* Task goal
Output the lines of the entries below beginning at the one with "Parse this screenshot: output" and ending with the last, exactly as written and without pictures.
>> START
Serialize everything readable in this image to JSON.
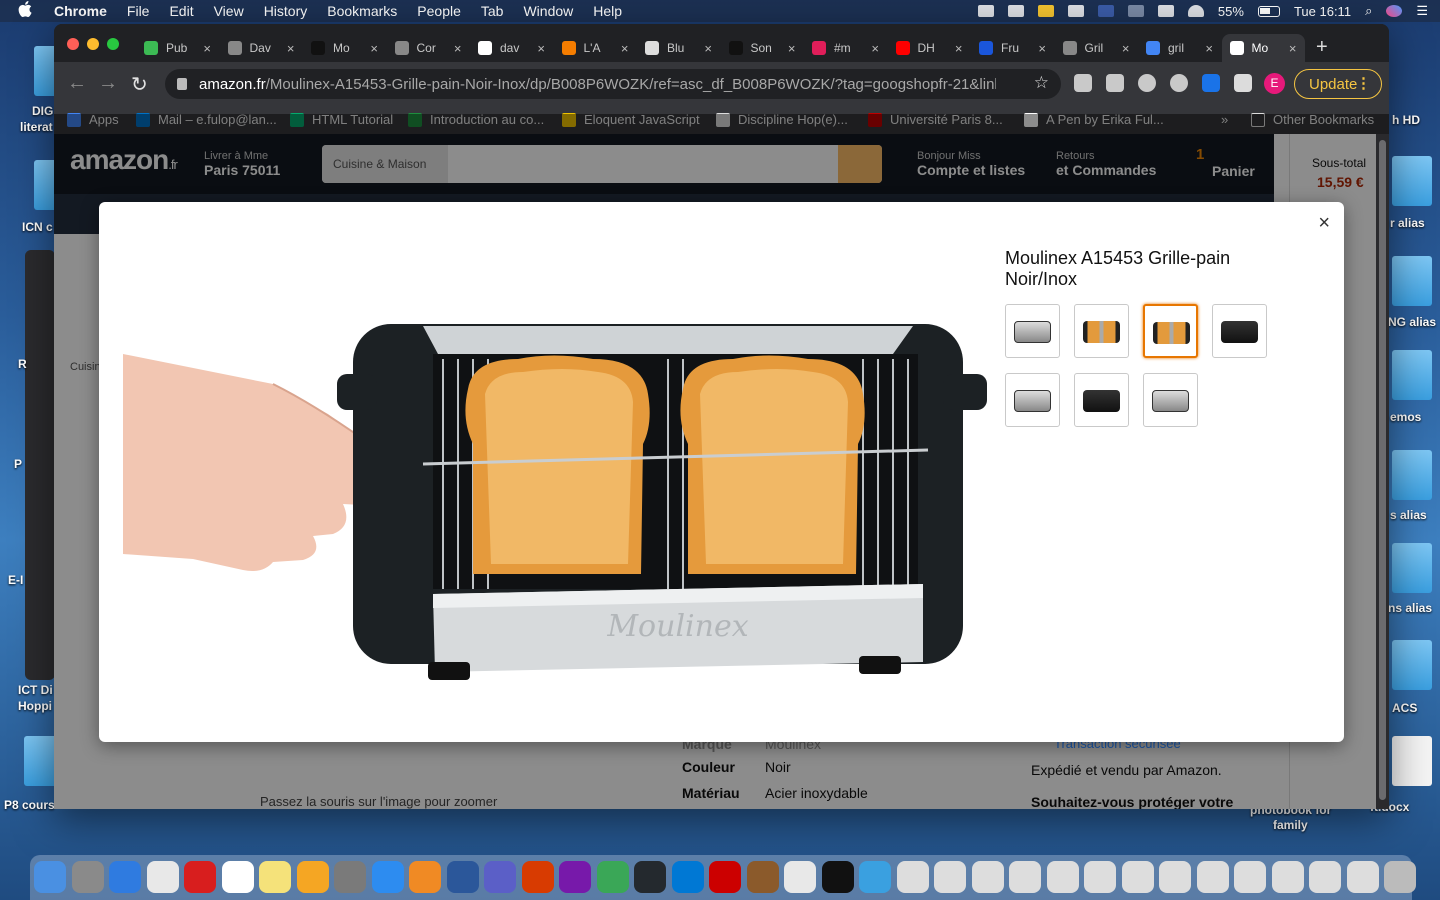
{
  "menubar": {
    "apple": "",
    "app": "Chrome",
    "items": [
      "File",
      "Edit",
      "View",
      "History",
      "Bookmarks",
      "People",
      "Tab",
      "Window",
      "Help"
    ],
    "battery": "55%",
    "clock": "Tue 16:11"
  },
  "desktop": {
    "labels": [
      "DIG",
      "literat",
      "ICN c",
      "R",
      "P",
      "E-I",
      "ICT Di",
      "Hoppi",
      "P8 cours",
      "h HD",
      "r alias",
      "NG alias",
      "emos",
      "s alias",
      "ns alias",
      "ACS",
      "photobook for",
      "family",
      "ft.docx"
    ]
  },
  "browser": {
    "tabs": [
      {
        "title": "Pub",
        "color": "#3cba54"
      },
      {
        "title": "Dav",
        "color": "#888888"
      },
      {
        "title": "Mo",
        "color": "#111111"
      },
      {
        "title": "Cor",
        "color": "#888888"
      },
      {
        "title": "dav",
        "color": "#ffffff"
      },
      {
        "title": "L'A",
        "color": "#f57d00"
      },
      {
        "title": "Blu",
        "color": "#dddddd"
      },
      {
        "title": "Son",
        "color": "#111111"
      },
      {
        "title": "#m",
        "color": "#e01e5a"
      },
      {
        "title": "DH",
        "color": "#ff0000"
      },
      {
        "title": "Fru",
        "color": "#1a56db"
      },
      {
        "title": "Gril",
        "color": "#888888"
      },
      {
        "title": "gril",
        "color": "#4285f4"
      },
      {
        "title": "Mo",
        "color": "#ffffff"
      }
    ],
    "active_tab": 13,
    "close_glyph": "×",
    "new_tab": "+",
    "url_host": "amazon.fr",
    "url_path": "/Moulinex-A15453-Grille-pain-Noir-Inox/dp/B008P6WOZK/ref=asc_df_B008P6WOZK/?tag=googshopfr-21&linkC...",
    "profile_initial": "E",
    "update_label": "Update",
    "bookmarks": [
      {
        "label": "Apps",
        "color": "#4285f4"
      },
      {
        "label": "Mail – e.fulop@lan...",
        "color": "#0072c6"
      },
      {
        "label": "HTML Tutorial",
        "color": "#04aa6d"
      },
      {
        "label": "Introduction au co...",
        "color": "#1e8e3e"
      },
      {
        "label": "Eloquent JavaScript",
        "color": "#f0c400"
      },
      {
        "label": "Discipline Hop(e)...",
        "color": "#dddddd"
      },
      {
        "label": "Université Paris 8...",
        "color": "#c00000"
      },
      {
        "label": "A Pen by Erika Ful...",
        "color": "#ffffff"
      }
    ],
    "bookmarks_more": "»",
    "other_bookmarks": "Other Bookmarks"
  },
  "amazon": {
    "logo": "amazon",
    "logo_tld": ".fr",
    "deliver_line1": "Livrer à Mme",
    "deliver_line2": "Paris 75011",
    "search_category": "Cuisine & Maison",
    "account_line1": "Bonjour Miss",
    "account_line2": "Compte et listes",
    "returns_line1": "Retours",
    "returns_line2": "et Commandes",
    "cart_count": "1",
    "cart_label": "Panier",
    "subtotal_label": "Sous-total",
    "subtotal_value": "15,59 €",
    "breadcrumb": "Cuisin",
    "spec_brand_label": "Marque",
    "spec_brand_value": "Moulinex",
    "spec_color_label": "Couleur",
    "spec_color_value": "Noir",
    "spec_material_label": "Matériau",
    "spec_material_value": "Acier inoxydable",
    "zoom_hint": "Passez la souris sur l'image pour zoomer",
    "secure": "Transaction sécurisée",
    "sold_by": "Expédié et vendu par Amazon.",
    "protect": "Souhaitez-vous protéger votre"
  },
  "modal": {
    "title": "Moulinex A15453 Grille-pain Noir/Inox",
    "close": "×",
    "brand_on_toaster": "Moulinex",
    "thumbnails": [
      {
        "kind": "steel"
      },
      {
        "kind": "toast"
      },
      {
        "kind": "toast"
      },
      {
        "kind": "dark"
      },
      {
        "kind": "steel"
      },
      {
        "kind": "dark"
      },
      {
        "kind": "steel"
      }
    ],
    "selected_thumbnail": 2
  }
}
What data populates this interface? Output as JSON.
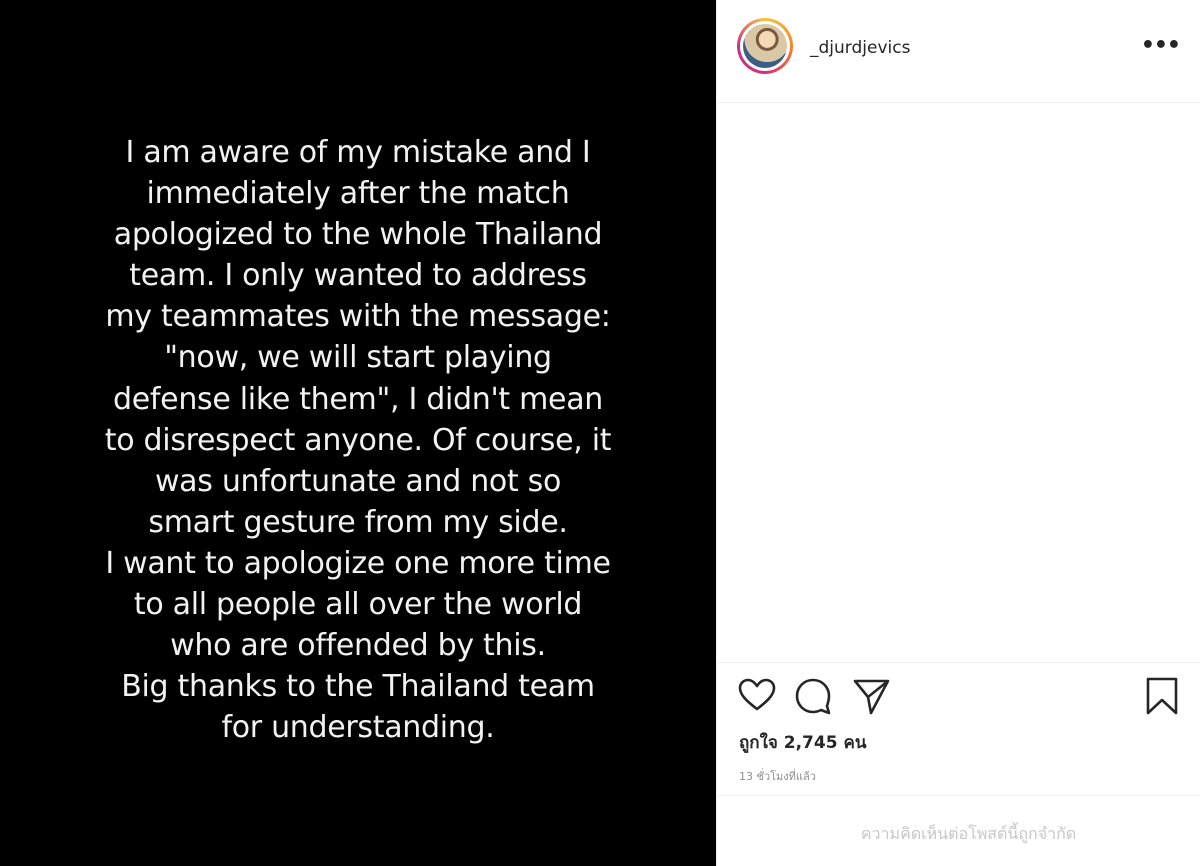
{
  "post": {
    "caption_lines": [
      "I am aware of my mistake and I",
      "immediately after the match",
      "apologized to the whole Thailand",
      "team. I only wanted to address",
      "my teammates with the message:",
      "\"now, we will start playing",
      "defense like them\", I didn't mean",
      "to disrespect anyone. Of course, it",
      "was unfortunate and not so",
      "smart gesture from my side.",
      "I want to apologize one more time",
      "to all people all over the world",
      "who are offended by this.",
      "Big thanks to the Thailand team",
      "for understanding."
    ]
  },
  "header": {
    "username": "_djurdjevics",
    "more_glyph": "•••"
  },
  "actions": {
    "icons": [
      "heart-icon",
      "comment-icon",
      "share-icon",
      "bookmark-icon"
    ]
  },
  "likes_text": "ถูกใจ 2,745 คน",
  "time_text": "13 ชั่วโมงที่แล้ว",
  "comments_limited_text": "ความคิดเห็นต่อโพสต์นี้ถูกจำกัด",
  "colors": {
    "media_bg": "#000000",
    "text_light": "#f2f2f2",
    "muted": "#8e8e8e",
    "border": "#efefef"
  }
}
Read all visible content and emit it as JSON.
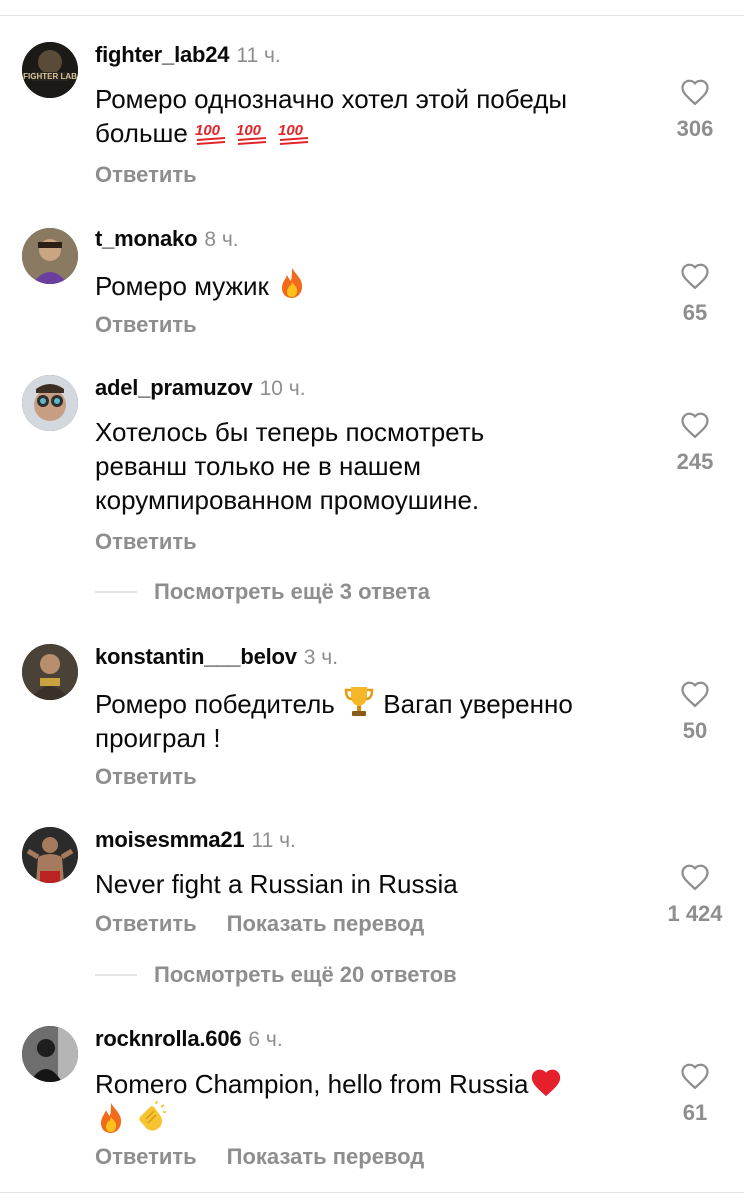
{
  "comments": [
    {
      "username": "fighter_lab24",
      "time": "11 ч.",
      "text_line1": "Ромеро однозначно хотел этой победы",
      "text_line2": "больше",
      "emojis": [
        "hundred-points",
        "hundred-points",
        "hundred-points"
      ],
      "likes": "306",
      "reply": "Ответить"
    },
    {
      "username": "t_monako",
      "time": "8 ч.",
      "text": "Ромеро мужик",
      "emojis": [
        "fire"
      ],
      "likes": "65",
      "reply": "Ответить"
    },
    {
      "username": "adel_pramuzov",
      "time": "10 ч.",
      "text_line1": "Хотелось бы теперь посмотреть",
      "text_line2": "реванш только не в нашем",
      "text_line3": "корумпированном промоушине.",
      "likes": "245",
      "reply": "Ответить",
      "view_more": "Посмотреть ещё 3 ответа"
    },
    {
      "username": "konstantin___belov",
      "time": "3 ч.",
      "text_before": "Ромеро победитель",
      "emojis": [
        "trophy"
      ],
      "text_after": "Вагап уверенно",
      "text_line2": "проиграл !",
      "likes": "50",
      "reply": "Ответить"
    },
    {
      "username": "moisesmma21",
      "time": "11 ч.",
      "text": "Never fight a Russian in Russia",
      "likes": "1 424",
      "reply": "Ответить",
      "translate": "Показать перевод",
      "view_more": "Посмотреть ещё 20 ответов"
    },
    {
      "username": "rocknrolla.606",
      "time": "6 ч.",
      "text_line1": "Romero Champion, hello from Russia",
      "emojis": [
        "red-heart",
        "fire",
        "clapping-hands"
      ],
      "likes": "61",
      "reply": "Ответить",
      "translate": "Показать перевод"
    }
  ],
  "colors": {
    "text": "#0a0a0a",
    "secondary": "#8e8e8e",
    "divider": "#e4e4e4",
    "heart_outline": "#8e8e8e"
  },
  "icons": {
    "like": "heart-outline-icon"
  }
}
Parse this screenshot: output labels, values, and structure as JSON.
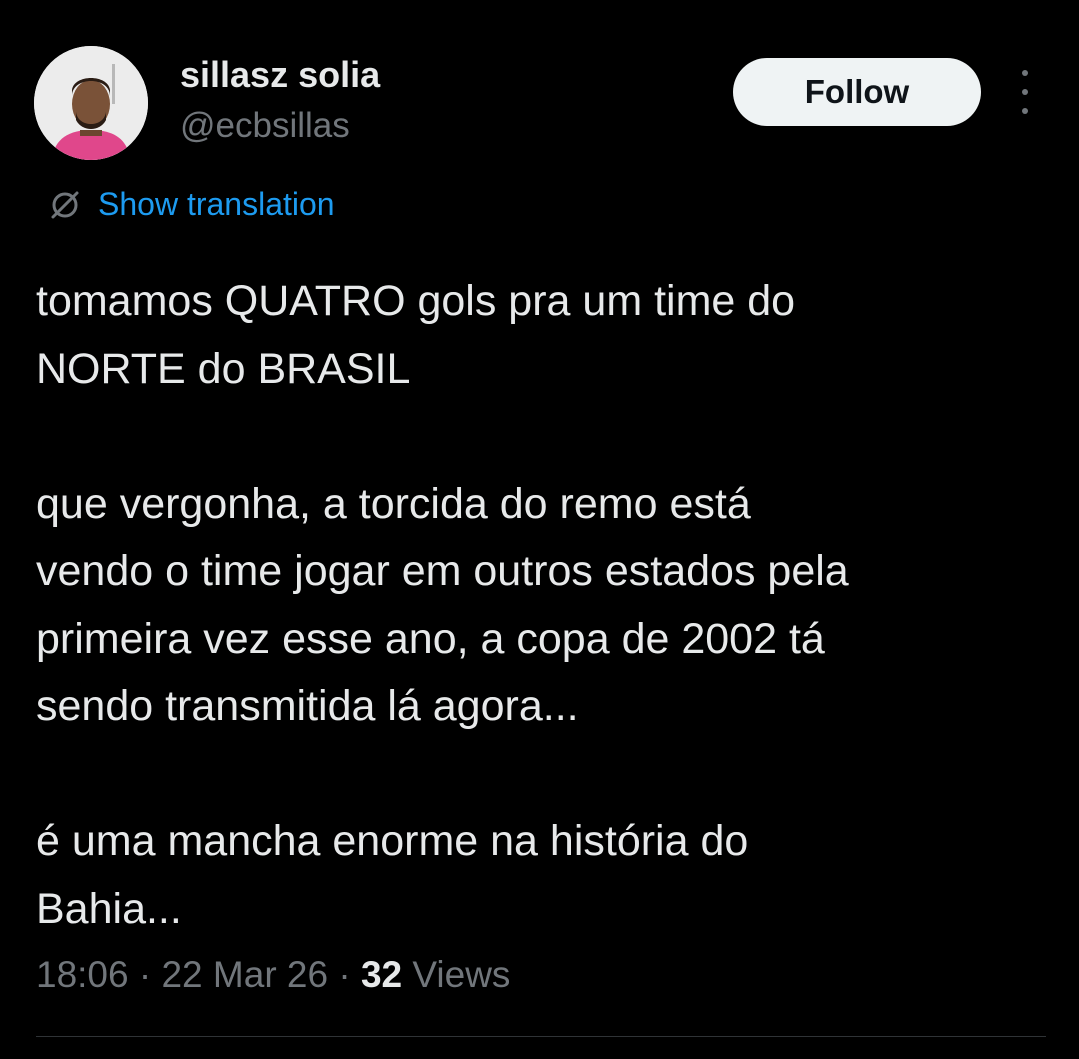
{
  "author": {
    "display_name": "sillasz solia",
    "handle": "@ecbsillas"
  },
  "follow_button": {
    "label": "Follow"
  },
  "more_menu": {
    "icon": "more-vertical-icon"
  },
  "translation": {
    "icon": "globe-icon",
    "label": "Show translation"
  },
  "tweet": {
    "paragraphs": [
      "tomamos QUATRO gols pra um time do\nNORTE do BRASIL",
      "que vergonha, a torcida do remo está\nvendo o time jogar em outros estados pela\nprimeira vez esse ano, a copa de 2002 tá\nsendo transmitida lá agora...",
      "é uma mancha enorme na história do\nBahia..."
    ]
  },
  "meta": {
    "time": "18:06",
    "separator": " · ",
    "date": "22 Mar 26",
    "views_count": "32",
    "views_label": "Views"
  },
  "colors": {
    "background": "#000000",
    "text": "#e7e9ea",
    "secondary": "#71767b",
    "link": "#1d9bf0",
    "follow_bg": "#eff3f4"
  }
}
>> END
* Written response
Parse this screenshot: output labels, values, and structure as JSON.
{
  "author": {
    "display_name": "sillasz solia",
    "handle": "@ecbsillas"
  },
  "follow_button": {
    "label": "Follow"
  },
  "more_menu": {
    "icon": "more-vertical-icon"
  },
  "translation": {
    "icon": "globe-icon",
    "label": "Show translation"
  },
  "tweet": {
    "paragraphs": [
      "tomamos QUATRO gols pra um time do\nNORTE do BRASIL",
      "que vergonha, a torcida do remo está\nvendo o time jogar em outros estados pela\nprimeira vez esse ano, a copa de 2002 tá\nsendo transmitida lá agora...",
      "é uma mancha enorme na história do\nBahia..."
    ]
  },
  "meta": {
    "time": "18:06",
    "separator": " · ",
    "date": "22 Mar 26",
    "views_count": "32",
    "views_label": "Views"
  },
  "colors": {
    "background": "#000000",
    "text": "#e7e9ea",
    "secondary": "#71767b",
    "link": "#1d9bf0",
    "follow_bg": "#eff3f4"
  }
}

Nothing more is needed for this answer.